**** ENTRIES SUPPLIED
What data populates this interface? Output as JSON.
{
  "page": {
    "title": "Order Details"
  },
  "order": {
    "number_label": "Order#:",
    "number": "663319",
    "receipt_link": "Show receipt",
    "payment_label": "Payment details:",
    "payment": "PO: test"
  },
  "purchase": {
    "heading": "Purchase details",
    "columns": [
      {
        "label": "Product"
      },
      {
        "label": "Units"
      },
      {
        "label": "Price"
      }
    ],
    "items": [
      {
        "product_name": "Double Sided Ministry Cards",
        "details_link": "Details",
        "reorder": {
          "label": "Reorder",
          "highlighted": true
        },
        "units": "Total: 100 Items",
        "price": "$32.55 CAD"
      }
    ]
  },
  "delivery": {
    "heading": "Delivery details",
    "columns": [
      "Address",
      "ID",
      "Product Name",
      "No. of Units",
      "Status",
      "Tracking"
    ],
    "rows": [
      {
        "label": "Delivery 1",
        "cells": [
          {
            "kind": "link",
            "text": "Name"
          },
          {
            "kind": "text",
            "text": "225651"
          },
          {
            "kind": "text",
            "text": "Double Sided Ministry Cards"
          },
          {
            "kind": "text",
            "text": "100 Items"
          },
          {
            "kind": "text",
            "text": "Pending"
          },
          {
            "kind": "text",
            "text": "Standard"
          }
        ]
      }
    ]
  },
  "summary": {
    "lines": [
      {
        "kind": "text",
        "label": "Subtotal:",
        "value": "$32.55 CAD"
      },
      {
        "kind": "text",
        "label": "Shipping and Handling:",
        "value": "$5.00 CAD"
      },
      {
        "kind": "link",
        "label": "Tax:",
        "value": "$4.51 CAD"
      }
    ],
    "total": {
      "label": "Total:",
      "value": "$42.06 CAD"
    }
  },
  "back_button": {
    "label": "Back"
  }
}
********
### THE EXERCISE
Return the full listing, character for character.

### ANSWER TO THE EXERCISE
What data populates this interface? Output as JSON.
{
  "page": {
    "title": "Order Details"
  },
  "order": {
    "number_label": "Order#:",
    "number": "663319",
    "receipt_link": "Show receipt",
    "payment_label": "Payment details:",
    "payment": "PO: test"
  },
  "purchase": {
    "heading": "Purchase details",
    "columns": [
      {
        "label": "Product"
      },
      {
        "label": "Units"
      },
      {
        "label": "Price"
      }
    ],
    "items": [
      {
        "product_name": "Double Sided Ministry Cards",
        "details_link": "Details",
        "reorder": {
          "label": "Reorder",
          "highlighted": true
        },
        "units": "Total: 100 Items",
        "price": "$32.55 CAD"
      }
    ]
  },
  "delivery": {
    "heading": "Delivery details",
    "columns": [
      "Address",
      "ID",
      "Product Name",
      "No. of Units",
      "Status",
      "Tracking"
    ],
    "rows": [
      {
        "label": "Delivery 1",
        "cells": [
          {
            "kind": "link",
            "text": "Name"
          },
          {
            "kind": "text",
            "text": "225651"
          },
          {
            "kind": "text",
            "text": "Double Sided Ministry Cards"
          },
          {
            "kind": "text",
            "text": "100 Items"
          },
          {
            "kind": "text",
            "text": "Pending"
          },
          {
            "kind": "text",
            "text": "Standard"
          }
        ]
      }
    ]
  },
  "summary": {
    "lines": [
      {
        "kind": "text",
        "label": "Subtotal:",
        "value": "$32.55 CAD"
      },
      {
        "kind": "text",
        "label": "Shipping and Handling:",
        "value": "$5.00 CAD"
      },
      {
        "kind": "link",
        "label": "Tax:",
        "value": "$4.51 CAD"
      }
    ],
    "total": {
      "label": "Total:",
      "value": "$42.06 CAD"
    }
  },
  "back_button": {
    "label": "Back"
  }
}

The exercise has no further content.